§ SHORT PROBLEM
For the listing below, give the count of lines containing the string "chevron" and nothing else.

Stored data:

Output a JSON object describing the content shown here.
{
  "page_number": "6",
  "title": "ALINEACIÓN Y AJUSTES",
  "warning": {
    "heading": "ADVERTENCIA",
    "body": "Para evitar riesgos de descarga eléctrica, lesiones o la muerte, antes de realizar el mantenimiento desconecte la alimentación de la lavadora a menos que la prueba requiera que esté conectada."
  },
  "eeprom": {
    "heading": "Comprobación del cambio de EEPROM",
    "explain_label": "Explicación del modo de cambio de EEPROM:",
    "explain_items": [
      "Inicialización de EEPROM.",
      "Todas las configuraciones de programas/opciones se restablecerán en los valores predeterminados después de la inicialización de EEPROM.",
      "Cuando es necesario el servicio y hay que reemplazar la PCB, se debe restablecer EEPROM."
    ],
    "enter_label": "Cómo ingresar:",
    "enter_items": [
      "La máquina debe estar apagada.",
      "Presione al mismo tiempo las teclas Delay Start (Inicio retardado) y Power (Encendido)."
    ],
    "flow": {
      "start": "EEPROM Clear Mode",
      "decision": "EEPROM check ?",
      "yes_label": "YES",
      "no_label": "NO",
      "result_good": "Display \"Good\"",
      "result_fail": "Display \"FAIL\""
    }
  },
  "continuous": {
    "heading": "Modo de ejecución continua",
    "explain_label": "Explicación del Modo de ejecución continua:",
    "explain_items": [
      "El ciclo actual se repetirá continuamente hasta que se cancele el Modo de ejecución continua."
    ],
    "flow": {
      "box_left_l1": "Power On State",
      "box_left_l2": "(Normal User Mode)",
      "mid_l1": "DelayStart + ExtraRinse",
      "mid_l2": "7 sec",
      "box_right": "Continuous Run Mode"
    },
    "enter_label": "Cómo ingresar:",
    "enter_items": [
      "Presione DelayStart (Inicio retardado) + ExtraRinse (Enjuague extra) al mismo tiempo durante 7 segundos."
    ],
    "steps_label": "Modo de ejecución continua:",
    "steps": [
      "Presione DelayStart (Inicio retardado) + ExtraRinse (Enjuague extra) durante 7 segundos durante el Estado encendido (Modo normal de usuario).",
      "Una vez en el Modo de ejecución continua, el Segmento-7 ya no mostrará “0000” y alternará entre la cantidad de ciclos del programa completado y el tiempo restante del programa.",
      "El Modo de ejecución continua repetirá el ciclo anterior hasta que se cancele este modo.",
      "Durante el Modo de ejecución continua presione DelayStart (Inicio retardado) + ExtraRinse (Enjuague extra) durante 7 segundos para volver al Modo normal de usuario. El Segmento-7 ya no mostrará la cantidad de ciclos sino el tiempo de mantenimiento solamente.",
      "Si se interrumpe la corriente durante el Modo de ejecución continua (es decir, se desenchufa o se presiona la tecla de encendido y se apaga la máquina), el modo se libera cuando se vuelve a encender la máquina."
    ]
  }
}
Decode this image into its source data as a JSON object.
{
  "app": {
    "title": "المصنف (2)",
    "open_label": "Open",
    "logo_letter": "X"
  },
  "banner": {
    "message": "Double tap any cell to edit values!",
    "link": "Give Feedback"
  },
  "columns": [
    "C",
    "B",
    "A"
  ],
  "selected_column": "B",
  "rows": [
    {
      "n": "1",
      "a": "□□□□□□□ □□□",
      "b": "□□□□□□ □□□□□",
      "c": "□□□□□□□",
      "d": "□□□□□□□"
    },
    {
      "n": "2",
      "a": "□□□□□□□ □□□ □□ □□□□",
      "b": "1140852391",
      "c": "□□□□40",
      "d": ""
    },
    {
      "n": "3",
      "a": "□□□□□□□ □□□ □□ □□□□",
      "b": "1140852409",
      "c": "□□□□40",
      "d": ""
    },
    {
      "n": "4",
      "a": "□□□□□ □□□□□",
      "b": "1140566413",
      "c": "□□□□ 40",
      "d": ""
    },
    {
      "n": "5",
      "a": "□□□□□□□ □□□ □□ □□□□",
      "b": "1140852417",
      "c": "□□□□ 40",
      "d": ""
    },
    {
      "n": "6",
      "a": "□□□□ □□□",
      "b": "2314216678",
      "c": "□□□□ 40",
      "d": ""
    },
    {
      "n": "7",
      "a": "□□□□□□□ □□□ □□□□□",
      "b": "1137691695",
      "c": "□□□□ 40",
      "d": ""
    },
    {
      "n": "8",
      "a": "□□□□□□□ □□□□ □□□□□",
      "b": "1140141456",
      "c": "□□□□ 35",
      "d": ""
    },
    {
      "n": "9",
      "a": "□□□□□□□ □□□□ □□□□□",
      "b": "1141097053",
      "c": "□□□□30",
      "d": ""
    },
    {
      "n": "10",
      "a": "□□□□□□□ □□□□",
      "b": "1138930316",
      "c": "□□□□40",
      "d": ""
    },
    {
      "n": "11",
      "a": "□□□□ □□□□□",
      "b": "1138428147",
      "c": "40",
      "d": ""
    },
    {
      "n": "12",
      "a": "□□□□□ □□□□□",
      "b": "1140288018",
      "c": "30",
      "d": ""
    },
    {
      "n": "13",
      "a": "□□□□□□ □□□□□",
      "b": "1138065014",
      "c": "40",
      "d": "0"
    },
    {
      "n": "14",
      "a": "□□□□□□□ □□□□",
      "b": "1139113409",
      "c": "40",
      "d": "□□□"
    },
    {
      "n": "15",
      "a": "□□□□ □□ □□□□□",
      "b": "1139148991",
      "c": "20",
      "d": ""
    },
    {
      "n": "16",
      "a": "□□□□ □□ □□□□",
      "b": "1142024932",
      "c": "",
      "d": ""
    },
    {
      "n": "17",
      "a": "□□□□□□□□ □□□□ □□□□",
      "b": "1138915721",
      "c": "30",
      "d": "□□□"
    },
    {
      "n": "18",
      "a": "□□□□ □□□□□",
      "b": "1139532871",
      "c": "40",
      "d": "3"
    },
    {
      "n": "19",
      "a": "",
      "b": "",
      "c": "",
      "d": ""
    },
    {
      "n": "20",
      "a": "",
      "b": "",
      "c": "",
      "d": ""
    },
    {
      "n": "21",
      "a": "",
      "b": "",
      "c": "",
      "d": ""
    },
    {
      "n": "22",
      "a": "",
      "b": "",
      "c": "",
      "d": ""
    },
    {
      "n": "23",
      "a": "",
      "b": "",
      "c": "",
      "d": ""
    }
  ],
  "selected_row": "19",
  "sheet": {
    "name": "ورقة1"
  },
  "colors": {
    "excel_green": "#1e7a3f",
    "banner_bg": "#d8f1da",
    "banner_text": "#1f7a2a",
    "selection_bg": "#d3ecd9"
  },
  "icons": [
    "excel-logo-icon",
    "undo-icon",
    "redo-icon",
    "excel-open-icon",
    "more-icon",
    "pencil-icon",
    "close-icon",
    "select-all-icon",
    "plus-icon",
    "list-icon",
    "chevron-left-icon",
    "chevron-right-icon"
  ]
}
==
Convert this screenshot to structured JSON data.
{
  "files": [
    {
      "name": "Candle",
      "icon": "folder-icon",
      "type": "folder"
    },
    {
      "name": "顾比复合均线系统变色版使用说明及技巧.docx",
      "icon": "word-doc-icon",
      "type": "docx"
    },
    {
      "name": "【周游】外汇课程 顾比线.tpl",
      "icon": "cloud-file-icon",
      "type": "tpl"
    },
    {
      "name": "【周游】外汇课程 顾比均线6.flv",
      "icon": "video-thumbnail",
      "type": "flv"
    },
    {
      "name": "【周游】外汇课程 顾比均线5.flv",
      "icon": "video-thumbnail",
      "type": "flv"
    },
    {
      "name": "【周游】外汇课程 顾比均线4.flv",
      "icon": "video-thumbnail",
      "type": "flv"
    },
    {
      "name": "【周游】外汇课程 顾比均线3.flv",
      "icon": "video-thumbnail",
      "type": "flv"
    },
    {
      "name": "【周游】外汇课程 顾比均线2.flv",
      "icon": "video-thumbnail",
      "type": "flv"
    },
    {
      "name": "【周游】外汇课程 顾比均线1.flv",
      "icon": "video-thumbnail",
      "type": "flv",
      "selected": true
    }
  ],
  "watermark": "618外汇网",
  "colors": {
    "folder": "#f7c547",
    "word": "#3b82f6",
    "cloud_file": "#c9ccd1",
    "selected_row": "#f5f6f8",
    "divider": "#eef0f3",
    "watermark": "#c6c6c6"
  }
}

§ SOLUTION
2